▶ [EXERCISE BRIEF]
The records below must be transcribed exactly. Do not include the pictures.

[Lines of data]
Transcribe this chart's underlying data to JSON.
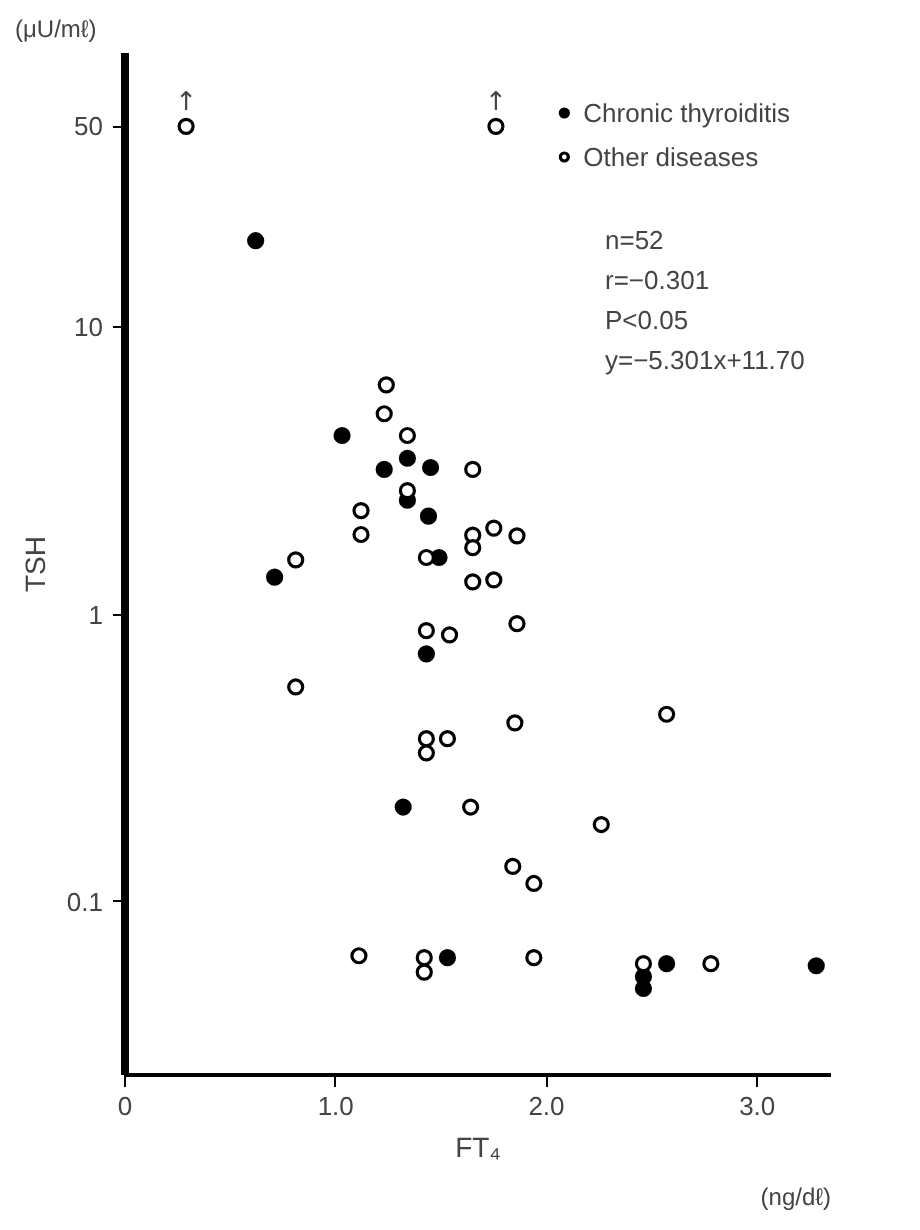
{
  "chart_data": {
    "type": "scatter",
    "xlabel": "FT₄",
    "ylabel": "TSH",
    "log": "y",
    "xlim": [
      0,
      3.35
    ],
    "ylim": [
      0.025,
      90
    ],
    "xticks": [
      0,
      {
        "value": 1,
        "label": "1.0"
      },
      {
        "value": 2,
        "label": "2.0"
      },
      {
        "value": 3,
        "label": "3.0"
      }
    ],
    "yticks": [
      0.1,
      1,
      10,
      50
    ],
    "grid": false,
    "legend": "top right",
    "marker": "circle",
    "annotations": [
      "(μU/mℓ)",
      "(ng/dℓ)",
      "n=52",
      "r=−0.301",
      "P<0.05",
      "y=−5.301x+11.70",
      {
        "text": "↑",
        "x": 0.29,
        "y": 50
      },
      {
        "text": "↑",
        "x": 1.76,
        "y": 50
      }
    ],
    "series": [
      {
        "name": "Chronic thyroiditis",
        "color": "#000000",
        "x": [
          0.62,
          1.03,
          1.34,
          1.23,
          1.45,
          1.34,
          1.44,
          1.49,
          0.71,
          1.43,
          1.32,
          1.53,
          2.57,
          2.46,
          2.46,
          3.28
        ],
        "values": [
          20,
          4.2,
          3.5,
          3.2,
          3.25,
          2.5,
          2.2,
          1.58,
          1.35,
          0.73,
          0.214,
          0.064,
          0.061,
          0.055,
          0.05,
          0.06
        ]
      },
      {
        "name": "Other diseases",
        "color": "#ffffff",
        "x": [
          0.29,
          1.76,
          1.24,
          1.23,
          1.34,
          1.65,
          1.34,
          1.12,
          1.12,
          1.65,
          1.75,
          1.86,
          1.65,
          1.43,
          0.81,
          1.65,
          1.75,
          1.86,
          1.43,
          1.54,
          0.81,
          1.85,
          2.57,
          1.43,
          1.43,
          1.53,
          1.64,
          2.26,
          1.84,
          1.94,
          1.11,
          1.42,
          1.42,
          1.94,
          2.46,
          2.78
        ],
        "values": [
          50,
          50,
          6.3,
          5.0,
          4.2,
          3.2,
          2.7,
          2.3,
          1.9,
          1.89,
          2.0,
          1.88,
          1.71,
          1.58,
          1.55,
          1.3,
          1.32,
          0.93,
          0.88,
          0.85,
          0.56,
          0.42,
          0.45,
          0.37,
          0.33,
          0.37,
          0.214,
          0.186,
          0.133,
          0.116,
          0.065,
          0.064,
          0.057,
          0.064,
          0.061,
          0.061
        ]
      }
    ]
  }
}
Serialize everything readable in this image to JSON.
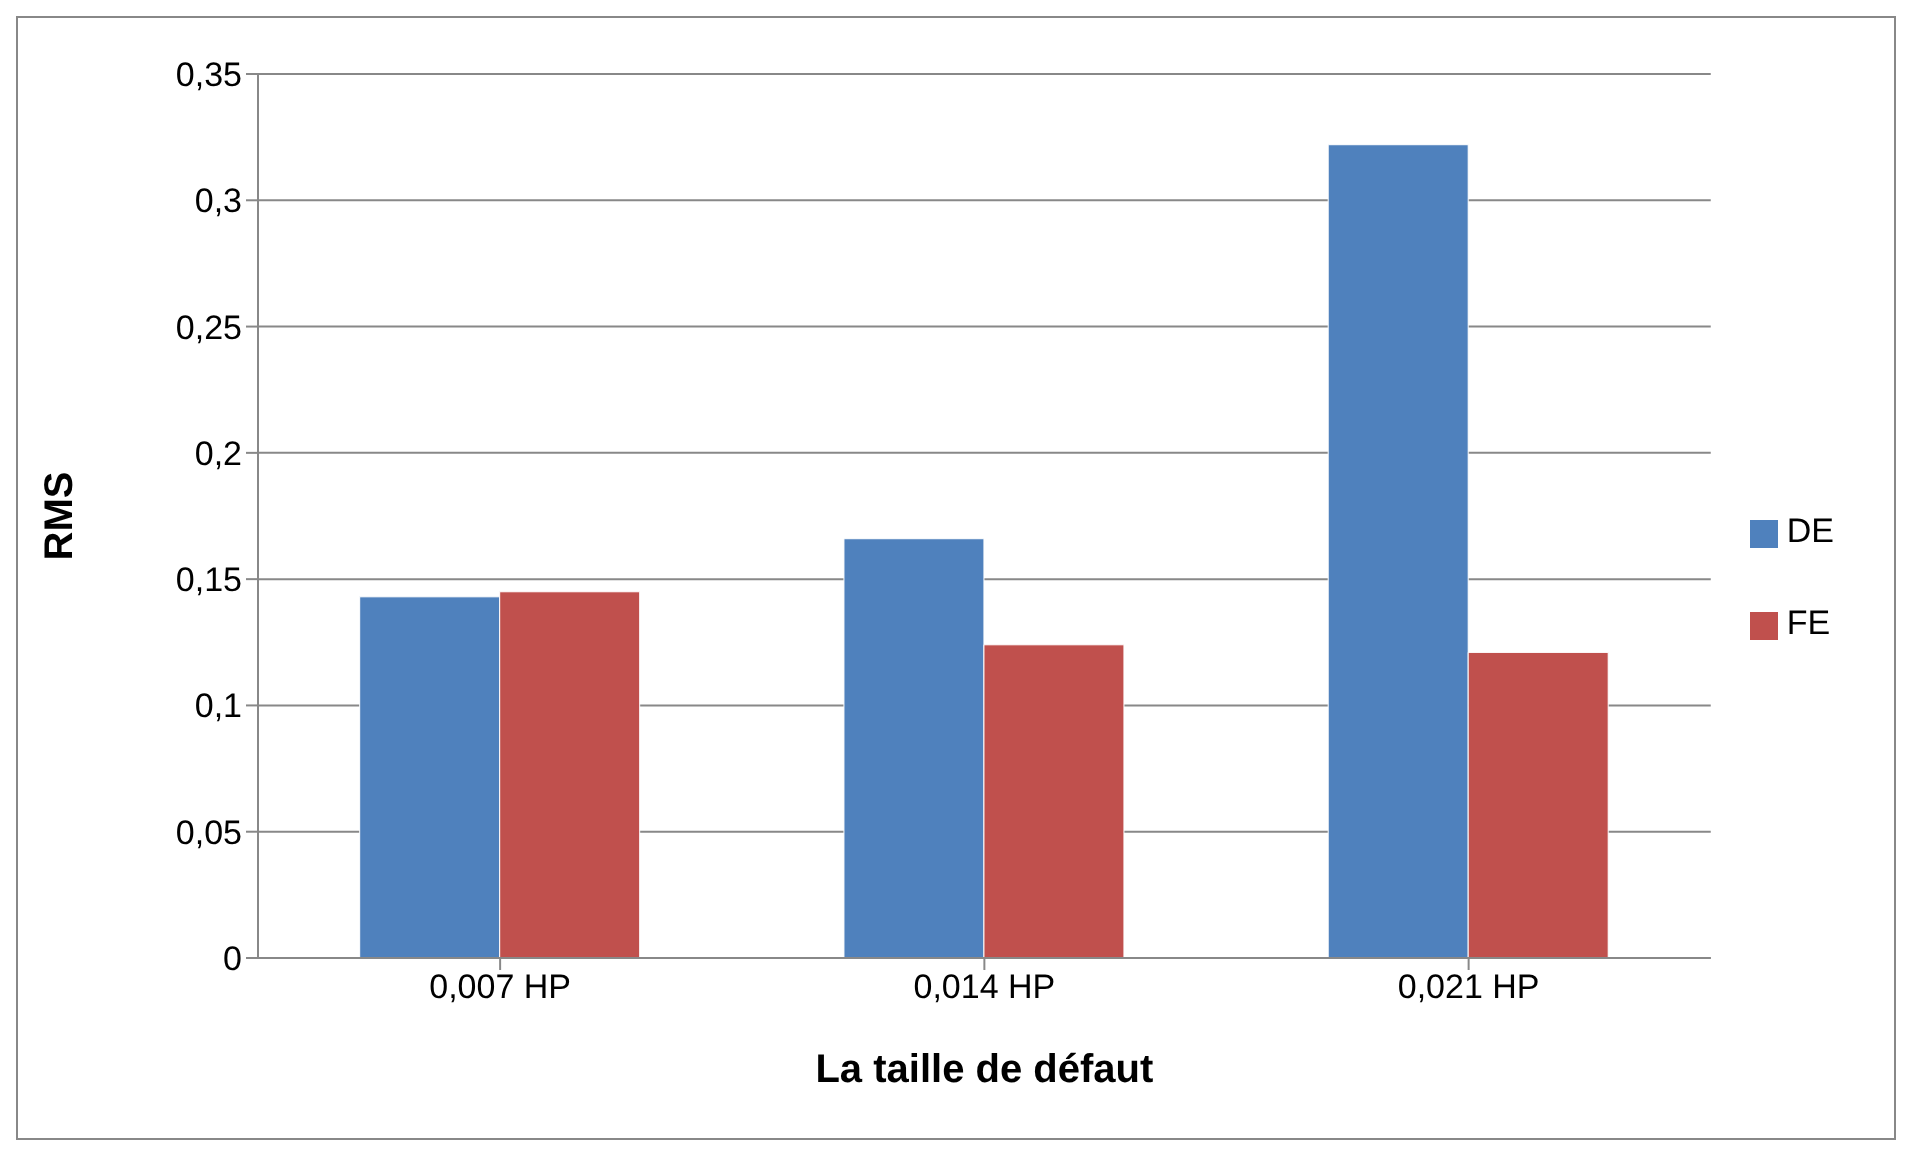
{
  "chart_data": {
    "type": "bar",
    "xlabel": "La taille de défaut",
    "ylabel": "RMS",
    "categories": [
      "0,007 HP",
      "0,014 HP",
      "0,021 HP"
    ],
    "series": [
      {
        "name": "DE",
        "color": "#4f81bd",
        "values": [
          0.143,
          0.166,
          0.322
        ]
      },
      {
        "name": "FE",
        "color": "#c0504d",
        "values": [
          0.145,
          0.124,
          0.121
        ]
      }
    ],
    "ylim": [
      0,
      0.35
    ],
    "yticks": [
      {
        "value": 0,
        "label": "0"
      },
      {
        "value": 0.05,
        "label": "0,05"
      },
      {
        "value": 0.1,
        "label": "0,1"
      },
      {
        "value": 0.15,
        "label": "0,15"
      },
      {
        "value": 0.2,
        "label": "0,2"
      },
      {
        "value": 0.25,
        "label": "0,25"
      },
      {
        "value": 0.3,
        "label": "0,3"
      },
      {
        "value": 0.35,
        "label": "0,35"
      }
    ],
    "grid": "y",
    "legend": "right"
  }
}
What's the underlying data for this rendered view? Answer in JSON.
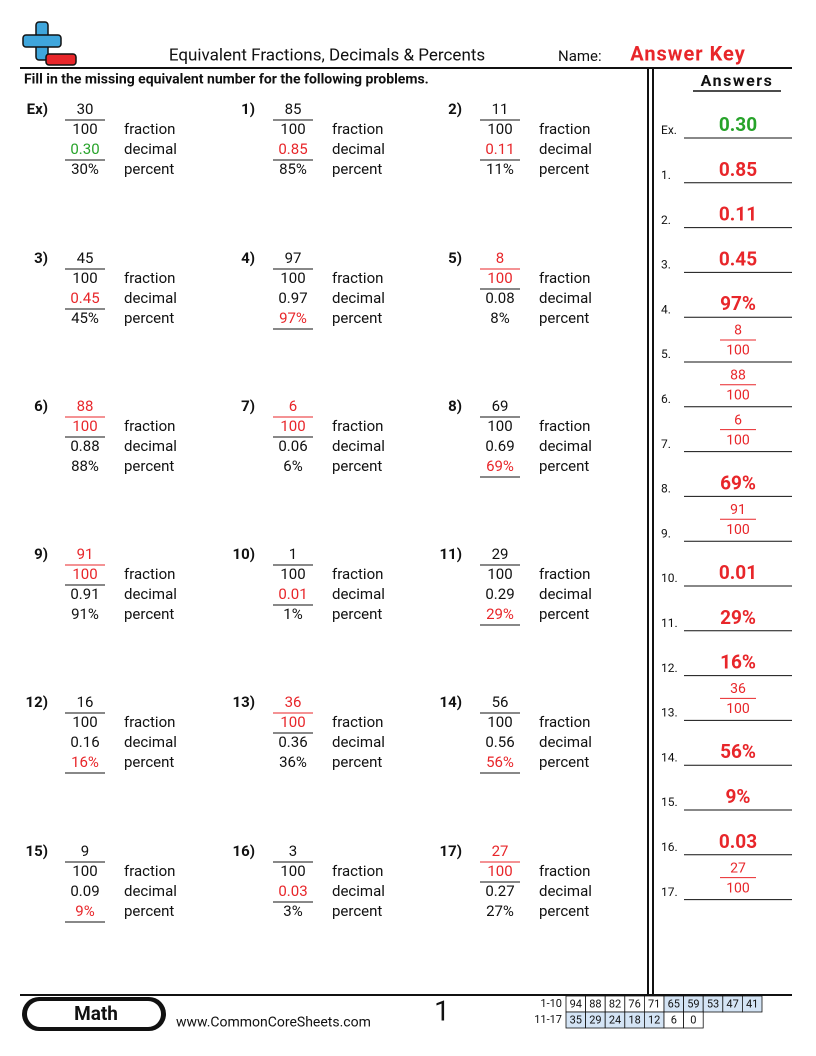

▶ [PROBLEM SOLUTION]
Transcribe this chart's underlying data to JSON.
{
  "chart_data": {
    "type": "scatter",
    "xlabel": "FT₄",
    "ylabel": "TSH",
    "log": "y",
    "xlim": [
      0,
      3.35
    ],
    "ylim": [
      0.025,
      90
    ],
    "xticks": [
      0,
      {
        "value": 1,
        "label": "1.0"
      },
      {
        "value": 2,
        "label": "2.0"
      },
      {
        "value": 3,
        "label": "3.0"
      }
    ],
    "yticks": [
      0.1,
      1,
      10,
      50
    ],
    "grid": false,
    "legend": "top right",
    "marker": "circle",
    "annotations": [
      "(μU/mℓ)",
      "(ng/dℓ)",
      "n=52",
      "r=−0.301",
      "P<0.05",
      "y=−5.301x+11.70",
      {
        "text": "↑",
        "x": 0.29,
        "y": 50
      },
      {
        "text": "↑",
        "x": 1.76,
        "y": 50
      }
    ],
    "series": [
      {
        "name": "Chronic thyroiditis",
        "color": "#000000",
        "x": [
          0.62,
          1.03,
          1.34,
          1.23,
          1.45,
          1.34,
          1.44,
          1.49,
          0.71,
          1.43,
          1.32,
          1.53,
          2.57,
          2.46,
          2.46,
          3.28
        ],
        "values": [
          20,
          4.2,
          3.5,
          3.2,
          3.25,
          2.5,
          2.2,
          1.58,
          1.35,
          0.73,
          0.214,
          0.064,
          0.061,
          0.055,
          0.05,
          0.06
        ]
      },
      {
        "name": "Other diseases",
        "color": "#ffffff",
        "x": [
          0.29,
          1.76,
          1.24,
          1.23,
          1.34,
          1.65,
          1.34,
          1.12,
          1.12,
          1.65,
          1.75,
          1.86,
          1.65,
          1.43,
          0.81,
          1.65,
          1.75,
          1.86,
          1.43,
          1.54,
          0.81,
          1.85,
          2.57,
          1.43,
          1.43,
          1.53,
          1.64,
          2.26,
          1.84,
          1.94,
          1.11,
          1.42,
          1.42,
          1.94,
          2.46,
          2.78
        ],
        "values": [
          50,
          50,
          6.3,
          5.0,
          4.2,
          3.2,
          2.7,
          2.3,
          1.9,
          1.89,
          2.0,
          1.88,
          1.71,
          1.58,
          1.55,
          1.3,
          1.32,
          0.93,
          0.88,
          0.85,
          0.56,
          0.42,
          0.45,
          0.37,
          0.33,
          0.37,
          0.214,
          0.186,
          0.133,
          0.116,
          0.065,
          0.064,
          0.057,
          0.064,
          0.061,
          0.061
        ]
      }
    ]
  }
}
Serialize everything readable in this image to JSON.
{
  "chart_data": {
    "type": "bar",
    "xlabel": "La taille de défaut",
    "ylabel": "RMS",
    "categories": [
      "0,007 HP",
      "0,014 HP",
      "0,021 HP"
    ],
    "series": [
      {
        "name": "DE",
        "color": "#4f81bd",
        "values": [
          0.143,
          0.166,
          0.322
        ]
      },
      {
        "name": "FE",
        "color": "#c0504d",
        "values": [
          0.145,
          0.124,
          0.121
        ]
      }
    ],
    "ylim": [
      0,
      0.35
    ],
    "yticks": [
      {
        "value": 0,
        "label": "0"
      },
      {
        "value": 0.05,
        "label": "0,05"
      },
      {
        "value": 0.1,
        "label": "0,1"
      },
      {
        "value": 0.15,
        "label": "0,15"
      },
      {
        "value": 0.2,
        "label": "0,2"
      },
      {
        "value": 0.25,
        "label": "0,25"
      },
      {
        "value": 0.3,
        "label": "0,3"
      },
      {
        "value": 0.35,
        "label": "0,35"
      }
    ],
    "grid": "y",
    "legend": "right"
  }
}
What's the underlying data for this rendered view? Answer in JSON.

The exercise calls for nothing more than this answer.